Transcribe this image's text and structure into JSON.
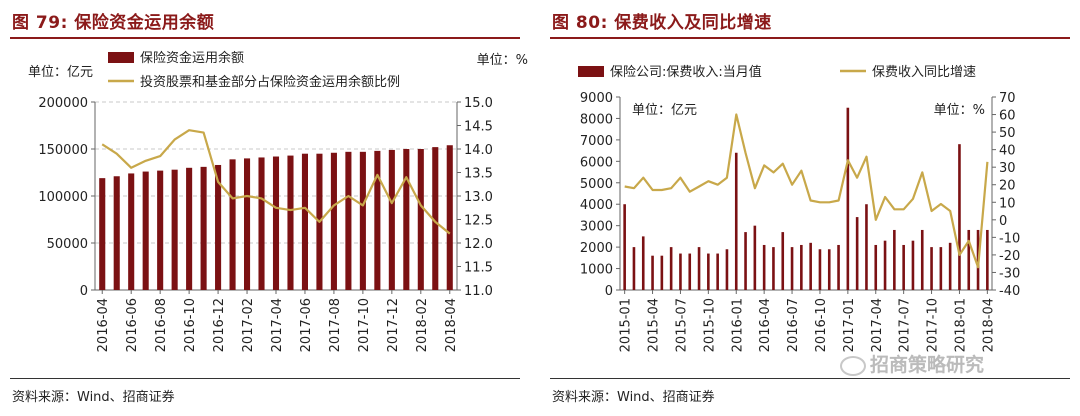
{
  "left": {
    "title": "图 79:  保险资金运用余额",
    "source": "资料来源：Wind、招商证券",
    "legend_bar": "保险资金运用余额",
    "legend_line": "投资股票和基金部分占保险资金运用余额比例",
    "unit_left": "单位：亿元",
    "unit_right": "单位：%"
  },
  "right": {
    "title": "图 80:  保费收入及同比增速",
    "source": "资料来源：Wind、招商证券",
    "legend_bar": "保险公司:保费收入:当月值",
    "legend_line": "保费收入同比增速",
    "unit_left": "单位：亿元",
    "unit_right": "单位：%"
  },
  "watermark": "招商策略研究",
  "colors": {
    "bar": "#7b1113",
    "line": "#c8a84a",
    "axis": "#666666",
    "grid": "#c8c8c8"
  },
  "chart_data": [
    {
      "type": "bar",
      "combo": "bar+line",
      "x": [
        "2016-04",
        "2016-05",
        "2016-06",
        "2016-07",
        "2016-08",
        "2016-09",
        "2016-10",
        "2016-11",
        "2016-12",
        "2017-01",
        "2017-02",
        "2017-03",
        "2017-04",
        "2017-05",
        "2017-06",
        "2017-07",
        "2017-08",
        "2017-09",
        "2017-10",
        "2017-11",
        "2017-12",
        "2018-01",
        "2018-02",
        "2018-03",
        "2018-04"
      ],
      "xticks": [
        "2016-04",
        "2016-06",
        "2016-08",
        "2016-10",
        "2016-12",
        "2017-02",
        "2017-04",
        "2017-06",
        "2017-08",
        "2017-10",
        "2017-12",
        "2018-02",
        "2018-04"
      ],
      "series": [
        {
          "name": "保险资金运用余额",
          "kind": "bar",
          "axis": "left",
          "values": [
            119000,
            121000,
            124000,
            126000,
            127000,
            128000,
            130000,
            131000,
            133000,
            139000,
            140000,
            141000,
            142000,
            143000,
            145000,
            145000,
            146000,
            147000,
            147000,
            148000,
            149000,
            150000,
            150000,
            152000,
            154000
          ]
        },
        {
          "name": "投资股票和基金部分占保险资金运用余额比例",
          "kind": "line",
          "axis": "right",
          "values": [
            14.1,
            13.9,
            13.6,
            13.75,
            13.85,
            14.2,
            14.4,
            14.35,
            13.3,
            12.95,
            13.0,
            12.95,
            12.75,
            12.7,
            12.75,
            12.45,
            12.8,
            13.0,
            12.8,
            13.45,
            12.85,
            13.4,
            12.8,
            12.45,
            12.2
          ]
        }
      ],
      "ylim_left": [
        0,
        200000
      ],
      "yticks_left": [
        "0",
        "50000",
        "100000",
        "150000",
        "200000"
      ],
      "ylim_right": [
        11.0,
        15.0
      ],
      "yticks_right": [
        "11.0",
        "11.5",
        "12.0",
        "12.5",
        "13.0",
        "13.5",
        "14.0",
        "14.5",
        "15.0"
      ],
      "grid": true
    },
    {
      "type": "bar",
      "combo": "bar+line",
      "x": [
        "2015-01",
        "2015-02",
        "2015-03",
        "2015-04",
        "2015-05",
        "2015-06",
        "2015-07",
        "2015-08",
        "2015-09",
        "2015-10",
        "2015-11",
        "2015-12",
        "2016-01",
        "2016-02",
        "2016-03",
        "2016-04",
        "2016-05",
        "2016-06",
        "2016-07",
        "2016-08",
        "2016-09",
        "2016-10",
        "2016-11",
        "2016-12",
        "2017-01",
        "2017-02",
        "2017-03",
        "2017-04",
        "2017-05",
        "2017-06",
        "2017-07",
        "2017-08",
        "2017-09",
        "2017-10",
        "2017-11",
        "2017-12",
        "2018-01",
        "2018-02",
        "2018-03",
        "2018-04"
      ],
      "xticks": [
        "2015-01",
        "2015-04",
        "2015-07",
        "2015-10",
        "2016-01",
        "2016-04",
        "2016-07",
        "2016-10",
        "2017-01",
        "2017-04",
        "2017-07",
        "2017-10",
        "2018-01",
        "2018-04"
      ],
      "series": [
        {
          "name": "保险公司:保费收入:当月值",
          "kind": "bar",
          "axis": "left",
          "values": [
            4000,
            2000,
            2500,
            1600,
            1600,
            2000,
            1700,
            1700,
            2000,
            1700,
            1700,
            1900,
            6400,
            2700,
            3000,
            2100,
            2000,
            2700,
            2000,
            2100,
            2200,
            1900,
            1900,
            2100,
            8500,
            3400,
            4000,
            2100,
            2300,
            2800,
            2100,
            2300,
            2800,
            2000,
            2000,
            2200,
            6800,
            2800,
            2800,
            2800
          ]
        },
        {
          "name": "保费收入同比增速",
          "kind": "line",
          "axis": "right",
          "values": [
            19,
            18,
            24,
            17,
            17,
            18,
            24,
            16,
            19,
            22,
            20,
            24,
            60,
            38,
            18,
            31,
            27,
            32,
            20,
            28,
            11,
            10,
            10,
            11,
            34,
            24,
            36,
            0,
            13,
            6,
            6,
            12,
            27,
            5,
            9,
            5,
            -20,
            -12,
            -27,
            33
          ]
        }
      ],
      "ylim_left": [
        0,
        9000
      ],
      "yticks_left": [
        "0",
        "1000",
        "2000",
        "3000",
        "4000",
        "5000",
        "6000",
        "7000",
        "8000",
        "9000"
      ],
      "ylim_right": [
        -40,
        70
      ],
      "yticks_right": [
        "-40",
        "-30",
        "-20",
        "-10",
        "0",
        "10",
        "20",
        "30",
        "40",
        "50",
        "60",
        "70"
      ],
      "grid": false
    }
  ]
}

_ _ _

### AIM
Your task is to transcribe all of the records precisely, with no images included.

### RESULT FOR THIS EXERCISE
Transcribe this image's text and structure into JSON.
{
  "left": {
    "title": "图 79:  保险资金运用余额",
    "source": "资料来源：Wind、招商证券",
    "legend_bar": "保险资金运用余额",
    "legend_line": "投资股票和基金部分占保险资金运用余额比例",
    "unit_left": "单位：亿元",
    "unit_right": "单位：%"
  },
  "right": {
    "title": "图 80:  保费收入及同比增速",
    "source": "资料来源：Wind、招商证券",
    "legend_bar": "保险公司:保费收入:当月值",
    "legend_line": "保费收入同比增速",
    "unit_left": "单位：亿元",
    "unit_right": "单位：%"
  },
  "watermark": "招商策略研究",
  "colors": {
    "bar": "#7b1113",
    "line": "#c8a84a",
    "axis": "#666666",
    "grid": "#c8c8c8"
  },
  "chart_data": [
    {
      "type": "bar",
      "combo": "bar+line",
      "x": [
        "2016-04",
        "2016-05",
        "2016-06",
        "2016-07",
        "2016-08",
        "2016-09",
        "2016-10",
        "2016-11",
        "2016-12",
        "2017-01",
        "2017-02",
        "2017-03",
        "2017-04",
        "2017-05",
        "2017-06",
        "2017-07",
        "2017-08",
        "2017-09",
        "2017-10",
        "2017-11",
        "2017-12",
        "2018-01",
        "2018-02",
        "2018-03",
        "2018-04"
      ],
      "xticks": [
        "2016-04",
        "2016-06",
        "2016-08",
        "2016-10",
        "2016-12",
        "2017-02",
        "2017-04",
        "2017-06",
        "2017-08",
        "2017-10",
        "2017-12",
        "2018-02",
        "2018-04"
      ],
      "series": [
        {
          "name": "保险资金运用余额",
          "kind": "bar",
          "axis": "left",
          "values": [
            119000,
            121000,
            124000,
            126000,
            127000,
            128000,
            130000,
            131000,
            133000,
            139000,
            140000,
            141000,
            142000,
            143000,
            145000,
            145000,
            146000,
            147000,
            147000,
            148000,
            149000,
            150000,
            150000,
            152000,
            154000
          ]
        },
        {
          "name": "投资股票和基金部分占保险资金运用余额比例",
          "kind": "line",
          "axis": "right",
          "values": [
            14.1,
            13.9,
            13.6,
            13.75,
            13.85,
            14.2,
            14.4,
            14.35,
            13.3,
            12.95,
            13.0,
            12.95,
            12.75,
            12.7,
            12.75,
            12.45,
            12.8,
            13.0,
            12.8,
            13.45,
            12.85,
            13.4,
            12.8,
            12.45,
            12.2
          ]
        }
      ],
      "ylim_left": [
        0,
        200000
      ],
      "yticks_left": [
        "0",
        "50000",
        "100000",
        "150000",
        "200000"
      ],
      "ylim_right": [
        11.0,
        15.0
      ],
      "yticks_right": [
        "11.0",
        "11.5",
        "12.0",
        "12.5",
        "13.0",
        "13.5",
        "14.0",
        "14.5",
        "15.0"
      ],
      "grid": true
    },
    {
      "type": "bar",
      "combo": "bar+line",
      "x": [
        "2015-01",
        "2015-02",
        "2015-03",
        "2015-04",
        "2015-05",
        "2015-06",
        "2015-07",
        "2015-08",
        "2015-09",
        "2015-10",
        "2015-11",
        "2015-12",
        "2016-01",
        "2016-02",
        "2016-03",
        "2016-04",
        "2016-05",
        "2016-06",
        "2016-07",
        "2016-08",
        "2016-09",
        "2016-10",
        "2016-11",
        "2016-12",
        "2017-01",
        "2017-02",
        "2017-03",
        "2017-04",
        "2017-05",
        "2017-06",
        "2017-07",
        "2017-08",
        "2017-09",
        "2017-10",
        "2017-11",
        "2017-12",
        "2018-01",
        "2018-02",
        "2018-03",
        "2018-04"
      ],
      "xticks": [
        "2015-01",
        "2015-04",
        "2015-07",
        "2015-10",
        "2016-01",
        "2016-04",
        "2016-07",
        "2016-10",
        "2017-01",
        "2017-04",
        "2017-07",
        "2017-10",
        "2018-01",
        "2018-04"
      ],
      "series": [
        {
          "name": "保险公司:保费收入:当月值",
          "kind": "bar",
          "axis": "left",
          "values": [
            4000,
            2000,
            2500,
            1600,
            1600,
            2000,
            1700,
            1700,
            2000,
            1700,
            1700,
            1900,
            6400,
            2700,
            3000,
            2100,
            2000,
            2700,
            2000,
            2100,
            2200,
            1900,
            1900,
            2100,
            8500,
            3400,
            4000,
            2100,
            2300,
            2800,
            2100,
            2300,
            2800,
            2000,
            2000,
            2200,
            6800,
            2800,
            2800,
            2800
          ]
        },
        {
          "name": "保费收入同比增速",
          "kind": "line",
          "axis": "right",
          "values": [
            19,
            18,
            24,
            17,
            17,
            18,
            24,
            16,
            19,
            22,
            20,
            24,
            60,
            38,
            18,
            31,
            27,
            32,
            20,
            28,
            11,
            10,
            10,
            11,
            34,
            24,
            36,
            0,
            13,
            6,
            6,
            12,
            27,
            5,
            9,
            5,
            -20,
            -12,
            -27,
            33
          ]
        }
      ],
      "ylim_left": [
        0,
        9000
      ],
      "yticks_left": [
        "0",
        "1000",
        "2000",
        "3000",
        "4000",
        "5000",
        "6000",
        "7000",
        "8000",
        "9000"
      ],
      "ylim_right": [
        -40,
        70
      ],
      "yticks_right": [
        "-40",
        "-30",
        "-20",
        "-10",
        "0",
        "10",
        "20",
        "30",
        "40",
        "50",
        "60",
        "70"
      ],
      "grid": false
    }
  ]
}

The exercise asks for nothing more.